■ Task objective ■
All lines in which the word "title" occurs are to be extracted.

Figure contents as structured data:
* * * * *

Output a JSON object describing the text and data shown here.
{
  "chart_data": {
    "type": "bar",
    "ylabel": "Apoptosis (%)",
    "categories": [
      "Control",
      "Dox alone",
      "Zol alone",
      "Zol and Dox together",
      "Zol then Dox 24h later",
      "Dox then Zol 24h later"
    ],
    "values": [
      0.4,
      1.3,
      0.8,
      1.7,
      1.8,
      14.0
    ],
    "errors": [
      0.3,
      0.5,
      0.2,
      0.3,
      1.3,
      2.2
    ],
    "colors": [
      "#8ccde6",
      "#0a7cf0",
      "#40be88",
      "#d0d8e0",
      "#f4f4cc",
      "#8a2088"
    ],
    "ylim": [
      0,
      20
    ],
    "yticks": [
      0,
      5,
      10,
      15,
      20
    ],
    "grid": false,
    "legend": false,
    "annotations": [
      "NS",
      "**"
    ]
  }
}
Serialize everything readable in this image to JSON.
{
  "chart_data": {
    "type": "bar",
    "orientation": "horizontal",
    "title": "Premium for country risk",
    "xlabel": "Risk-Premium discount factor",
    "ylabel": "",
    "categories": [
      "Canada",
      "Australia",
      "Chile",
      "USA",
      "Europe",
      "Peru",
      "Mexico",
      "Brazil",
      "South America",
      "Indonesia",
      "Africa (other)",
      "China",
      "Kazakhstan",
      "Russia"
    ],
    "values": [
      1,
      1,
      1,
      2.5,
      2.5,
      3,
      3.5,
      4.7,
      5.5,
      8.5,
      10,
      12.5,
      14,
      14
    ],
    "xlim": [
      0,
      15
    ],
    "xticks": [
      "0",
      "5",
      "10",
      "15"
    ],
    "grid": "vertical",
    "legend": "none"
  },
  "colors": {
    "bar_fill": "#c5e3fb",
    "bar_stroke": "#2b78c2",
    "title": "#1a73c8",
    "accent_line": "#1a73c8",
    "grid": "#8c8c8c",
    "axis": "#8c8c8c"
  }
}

* * * * *

■ Correct result ■
    "title": "Premium for country risk",
    "title": "#1a73c8",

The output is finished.